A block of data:

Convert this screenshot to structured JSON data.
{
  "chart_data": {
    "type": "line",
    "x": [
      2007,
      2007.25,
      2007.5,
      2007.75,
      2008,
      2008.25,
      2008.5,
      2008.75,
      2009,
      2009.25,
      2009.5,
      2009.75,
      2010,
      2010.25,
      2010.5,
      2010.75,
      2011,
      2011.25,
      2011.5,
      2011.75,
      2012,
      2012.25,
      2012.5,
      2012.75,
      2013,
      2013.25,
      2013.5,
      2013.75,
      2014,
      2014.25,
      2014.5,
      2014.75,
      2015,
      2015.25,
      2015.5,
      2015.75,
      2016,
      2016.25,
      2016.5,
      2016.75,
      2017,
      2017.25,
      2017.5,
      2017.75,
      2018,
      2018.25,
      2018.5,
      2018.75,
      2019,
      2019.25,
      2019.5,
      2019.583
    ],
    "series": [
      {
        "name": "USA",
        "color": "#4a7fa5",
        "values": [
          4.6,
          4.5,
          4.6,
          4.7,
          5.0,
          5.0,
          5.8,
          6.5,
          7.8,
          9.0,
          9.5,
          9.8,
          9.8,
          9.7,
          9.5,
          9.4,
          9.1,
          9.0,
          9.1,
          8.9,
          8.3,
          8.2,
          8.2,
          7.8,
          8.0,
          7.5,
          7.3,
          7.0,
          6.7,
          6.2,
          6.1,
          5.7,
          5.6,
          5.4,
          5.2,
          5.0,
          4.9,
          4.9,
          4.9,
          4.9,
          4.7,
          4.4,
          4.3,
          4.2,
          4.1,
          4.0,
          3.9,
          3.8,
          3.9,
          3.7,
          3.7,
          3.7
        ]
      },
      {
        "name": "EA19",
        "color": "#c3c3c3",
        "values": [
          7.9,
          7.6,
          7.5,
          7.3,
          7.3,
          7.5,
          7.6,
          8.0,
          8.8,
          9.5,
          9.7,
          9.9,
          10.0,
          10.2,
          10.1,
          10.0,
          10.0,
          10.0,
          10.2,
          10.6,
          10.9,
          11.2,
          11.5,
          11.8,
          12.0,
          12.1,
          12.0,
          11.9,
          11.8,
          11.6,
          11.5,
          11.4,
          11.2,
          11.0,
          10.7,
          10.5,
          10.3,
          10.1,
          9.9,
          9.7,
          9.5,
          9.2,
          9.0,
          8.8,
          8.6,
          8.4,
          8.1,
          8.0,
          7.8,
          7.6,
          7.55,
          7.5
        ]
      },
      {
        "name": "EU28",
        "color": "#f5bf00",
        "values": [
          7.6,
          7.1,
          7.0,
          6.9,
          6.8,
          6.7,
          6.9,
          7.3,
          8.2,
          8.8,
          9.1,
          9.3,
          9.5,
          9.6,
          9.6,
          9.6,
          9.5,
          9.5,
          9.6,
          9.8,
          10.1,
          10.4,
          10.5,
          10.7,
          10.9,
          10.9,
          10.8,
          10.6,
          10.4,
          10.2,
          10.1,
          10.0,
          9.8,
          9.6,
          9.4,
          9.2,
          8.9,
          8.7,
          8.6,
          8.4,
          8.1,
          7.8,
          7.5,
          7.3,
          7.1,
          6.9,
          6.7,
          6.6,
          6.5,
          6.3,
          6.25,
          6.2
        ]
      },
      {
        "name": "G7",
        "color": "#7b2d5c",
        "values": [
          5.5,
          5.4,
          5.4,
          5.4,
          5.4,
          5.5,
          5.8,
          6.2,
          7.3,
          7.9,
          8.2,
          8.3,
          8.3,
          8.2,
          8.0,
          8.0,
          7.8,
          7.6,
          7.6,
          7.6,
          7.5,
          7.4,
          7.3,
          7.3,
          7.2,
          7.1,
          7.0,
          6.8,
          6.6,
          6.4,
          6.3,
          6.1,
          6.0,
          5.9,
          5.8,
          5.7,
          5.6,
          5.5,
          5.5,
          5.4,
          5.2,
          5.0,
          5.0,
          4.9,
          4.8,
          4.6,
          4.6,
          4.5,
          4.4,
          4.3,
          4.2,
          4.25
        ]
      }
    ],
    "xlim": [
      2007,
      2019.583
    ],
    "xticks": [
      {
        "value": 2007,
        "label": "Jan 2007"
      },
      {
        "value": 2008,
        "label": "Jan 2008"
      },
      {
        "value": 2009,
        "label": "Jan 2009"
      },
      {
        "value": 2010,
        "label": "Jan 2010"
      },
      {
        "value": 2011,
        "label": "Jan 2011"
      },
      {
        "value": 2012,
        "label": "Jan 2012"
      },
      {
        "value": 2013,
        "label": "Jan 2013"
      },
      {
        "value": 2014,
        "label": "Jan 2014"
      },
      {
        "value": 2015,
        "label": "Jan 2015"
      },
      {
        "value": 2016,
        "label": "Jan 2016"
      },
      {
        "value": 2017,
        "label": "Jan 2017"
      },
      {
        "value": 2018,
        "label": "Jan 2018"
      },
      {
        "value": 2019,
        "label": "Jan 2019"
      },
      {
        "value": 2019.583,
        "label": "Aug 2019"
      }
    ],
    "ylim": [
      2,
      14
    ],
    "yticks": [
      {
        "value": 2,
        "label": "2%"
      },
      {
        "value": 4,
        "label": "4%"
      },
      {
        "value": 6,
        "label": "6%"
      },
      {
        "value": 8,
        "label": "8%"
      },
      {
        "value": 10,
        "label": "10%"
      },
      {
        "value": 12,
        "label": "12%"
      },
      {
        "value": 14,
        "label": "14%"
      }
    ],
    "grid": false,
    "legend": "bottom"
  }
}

▶ WHAT YOU SHOULD DO: Scan the listing above. Gather each line that contains the word "color".

▶ FULL OUTPUT:
        "color": "#4a7fa5",
        "color": "#c3c3c3",
        "color": "#f5bf00",
        "color": "#7b2d5c",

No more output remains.